[Image-based layout entries]
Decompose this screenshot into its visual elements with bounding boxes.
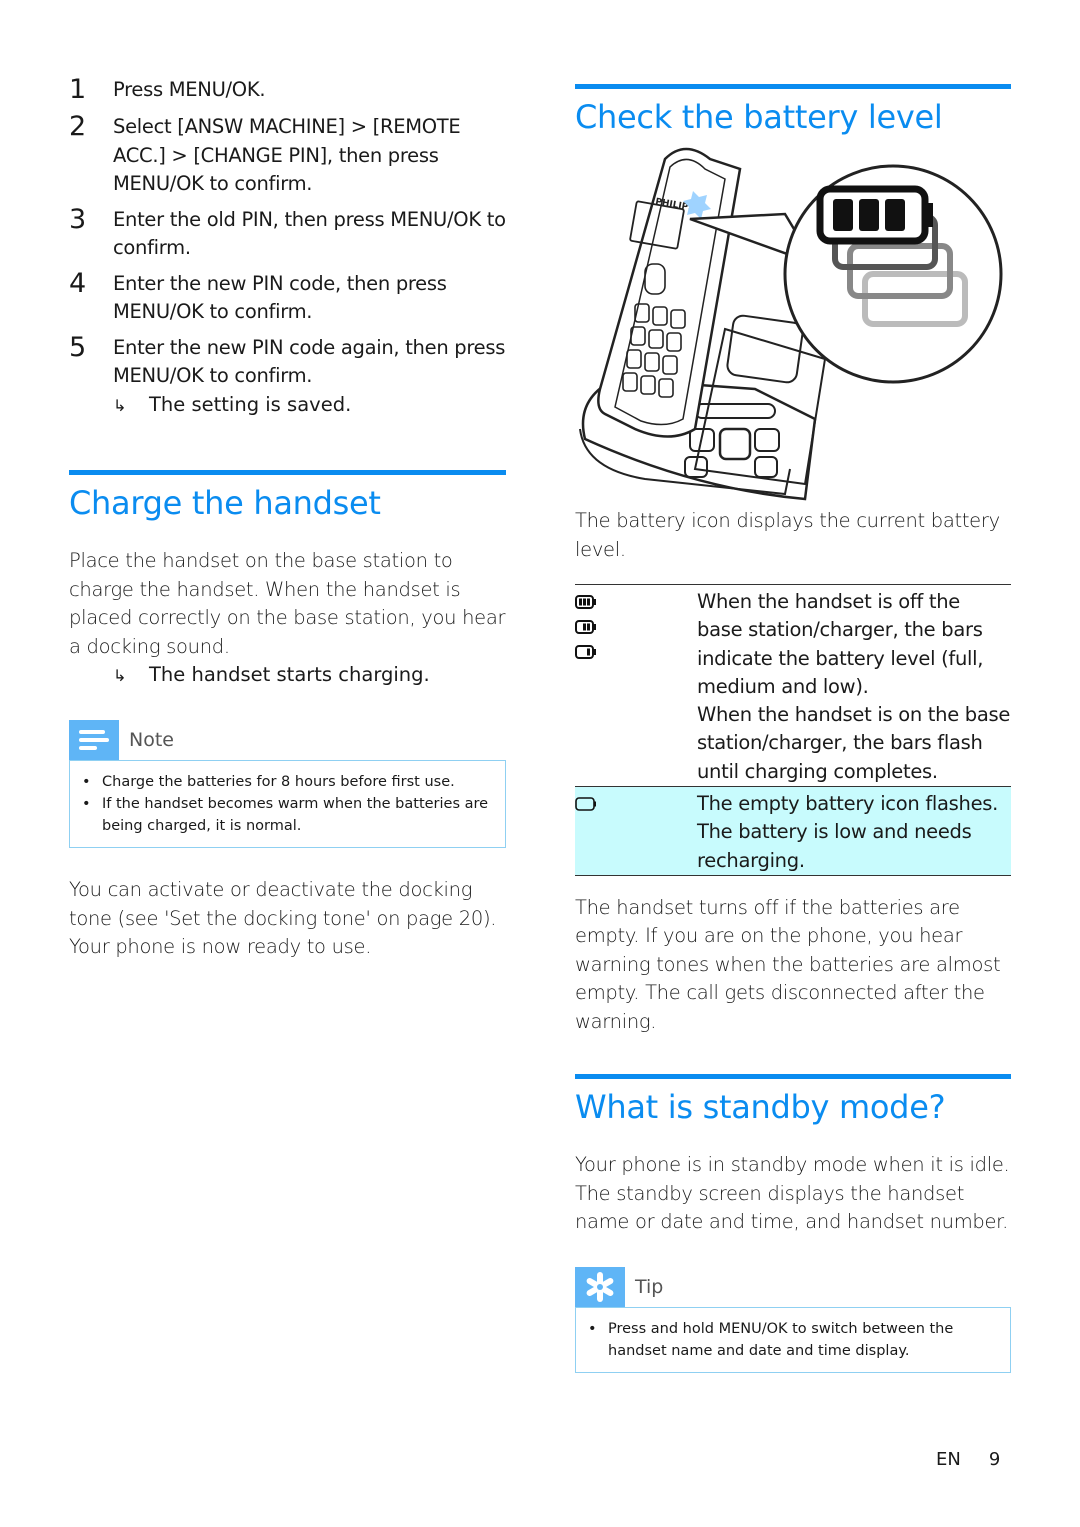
battery-full-icon [575,595,596,609]
step-number: 4 [69,267,87,299]
docking-tone-paragraph: You can activate or deactivate the docki… [69,878,497,930]
keyword: MENU/OK [718,1320,788,1337]
section-title: Charge the handset [69,484,381,522]
step-result: ↳ The setting is saved. [69,391,506,420]
tip-asterisk-icon [575,1266,625,1307]
section-rule [69,470,506,475]
charge-section: Charge the handset Place the handset on … [69,470,506,962]
ready-text: Your phone is now ready to use. [69,935,372,958]
battery-row-text: When the handset is off the base station… [697,590,984,698]
battery-medium-icon [575,620,596,634]
note-item: • Charge the batteries for 8 hours before… [82,774,455,790]
step-number: 5 [69,331,87,363]
step-number: 3 [69,203,87,235]
note-label: Note [129,729,174,751]
result-arrow-icon: ↳ [113,395,127,415]
keyword: MENU/OK [113,364,204,387]
result-arrow-icon: ↳ [113,666,127,685]
battery-row-text: The empty battery icon flashes. The batt… [697,792,999,872]
step-number: 1 [69,74,87,105]
battery-intro: The battery icon displays the current ba… [575,509,1000,561]
tip-item: • Press and hold MENU/OK to switch betwee… [588,1320,954,1359]
keyword: MENU/OK [168,78,260,101]
standby-paragraph: Your phone is in standby mode when it is… [575,1153,1010,1233]
pin-steps: 1 Press MENU/OK. 2 Select [ANSW MACHINE]… [69,74,506,420]
note-box: Note • Charge the batteries for 8 hours b… [69,720,506,848]
battery-empty-paragraph: The handset turns off if the batteries a… [575,895,1001,1033]
step-number: 2 [69,111,87,142]
keyword: MENU/OK [390,207,481,231]
tip-box: Tip • Press and hold MENU/OK to switch be… [575,1266,1011,1373]
page-footer: EN 9 [936,1449,1000,1470]
note-item: • If the handset becomes warm when the ba… [82,796,489,834]
step-4: 4 Enter the new PIN code, then press MEN… [69,267,506,327]
section-rule [575,1074,1011,1079]
step-5: 5 Enter the new PIN code again, then pre… [69,331,506,391]
battery-table-row: When the handset is off the base station… [575,585,1011,786]
step-1: 1 Press MENU/OK. [69,74,266,105]
keyword: MENU/OK [113,172,204,195]
charge-result: ↳ The handset starts charging. [69,661,506,690]
language-code: EN [936,1449,961,1470]
battery-empty-icon [575,797,596,811]
note-icon [69,720,119,760]
standby-section: What is standby mode? Your phone is in s… [575,1074,1011,1373]
step-3: 3 Enter the old PIN, then press MENU/OK … [69,203,506,263]
battery-low-icon [575,645,596,659]
charge-paragraph: Place the handset on the base station to… [69,549,506,658]
battery-row-text: When the handset is on the base station/… [697,703,1011,783]
handset-illustration: PHILIPS [579,147,1003,501]
tip-label: Tip [635,1275,664,1298]
page-number: 9 [988,1449,1001,1470]
keyword: MENU/OK [113,300,204,323]
section-title: What is standby mode? [575,1088,946,1126]
section-title: Check the battery level [575,98,943,136]
section-rule [575,84,1011,89]
battery-table: When the handset is off the base station… [575,584,1011,876]
battery-section: Check the battery level PHILIPS The batt… [575,84,1011,1036]
step-2: 2 Select [ANSW MACHINE] > [REMOTE ACC.] … [69,111,506,199]
battery-table-row-highlight: The empty battery icon flashes. The batt… [575,786,1011,876]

*WHAT YOU SHOULD DO*
Reproduce every line of the listing above without any changes, leaving out the pictures.

*WRITTEN SOLUTION*
Decompose this screenshot into its visual elements with bounding boxes.
battery-full-icon [575,595,596,609]
step-number: 4 [69,267,87,299]
docking-tone-paragraph: You can activate or deactivate the docki… [69,878,497,930]
keyword: MENU/OK [718,1320,788,1337]
section-title: Charge the handset [69,484,381,522]
step-result: ↳ The setting is saved. [69,391,506,420]
tip-asterisk-icon [575,1266,625,1307]
section-rule [69,470,506,475]
charge-section: Charge the handset Place the handset on … [69,470,506,962]
ready-text: Your phone is now ready to use. [69,935,372,958]
battery-row-text: When the handset is off the base station… [697,590,984,698]
battery-medium-icon [575,620,596,634]
note-item: • Charge the batteries for 8 hours before… [82,774,455,790]
step-number: 5 [69,331,87,363]
step-number: 3 [69,203,87,235]
note-label: Note [129,729,174,751]
result-arrow-icon: ↳ [113,395,127,415]
keyword: MENU/OK [113,364,204,387]
result-arrow-icon: ↳ [113,666,127,685]
battery-row-text: The empty battery icon flashes. The batt… [697,792,999,872]
step-number: 1 [69,74,87,105]
battery-intro: The battery icon displays the current ba… [575,509,1000,561]
tip-item: • Press and hold MENU/OK to switch betwee… [588,1320,954,1359]
keyword: MENU/OK [168,78,260,101]
standby-paragraph: Your phone is in standby mode when it is… [575,1153,1010,1233]
pin-steps: 1 Press MENU/OK. 2 Select [ANSW MACHINE]… [69,74,506,420]
note-box: Note • Charge the batteries for 8 hours b… [69,720,506,848]
battery-empty-paragraph: The handset turns off if the batteries a… [575,895,1001,1033]
step-number: 2 [69,111,87,142]
keyword: MENU/OK [390,207,481,231]
tip-box: Tip • Press and hold MENU/OK to switch be… [575,1266,1011,1373]
page-footer: EN 9 [936,1449,1000,1470]
note-item: • If the handset becomes warm when the ba… [82,796,489,834]
step-4: 4 Enter the new PIN code, then press MEN… [69,267,506,327]
section-rule [575,1074,1011,1079]
step-5: 5 Enter the new PIN code again, then pre… [69,331,506,391]
battery-table-row: When the handset is off the base station… [575,585,1011,786]
step-1: 1 Press MENU/OK. [69,74,266,105]
keyword: MENU/OK [113,172,204,195]
charge-result: ↳ The handset starts charging. [69,661,506,690]
language-code: EN [936,1449,961,1470]
battery-empty-icon [575,797,596,811]
note-icon [69,720,119,760]
standby-section: What is standby mode? Your phone is in s… [575,1074,1011,1373]
step-3: 3 Enter the old PIN, then press MENU/OK … [69,203,506,263]
battery-low-icon [575,645,596,659]
charge-paragraph: Place the handset on the base station to… [69,549,506,658]
battery-row-text: When the handset is on the base station/… [697,703,1011,783]
handset-illustration: PHILIPS [579,147,1003,501]
tip-label: Tip [635,1275,664,1298]
page-number: 9 [988,1449,1001,1470]
keyword: MENU/OK [113,300,204,323]
section-title: What is standby mode? [575,1088,946,1126]
section-title: Check the battery level [575,98,943,136]
section-rule [575,84,1011,89]
battery-table: When the handset is off the base station… [575,584,1011,876]
battery-section: Check the battery level PHILIPS The batt… [575,84,1011,1036]
step-2: 2 Select [ANSW MACHINE] > [REMOTE ACC.] … [69,111,506,199]
battery-table-row-highlight: The empty battery icon flashes. The batt… [575,786,1011,876]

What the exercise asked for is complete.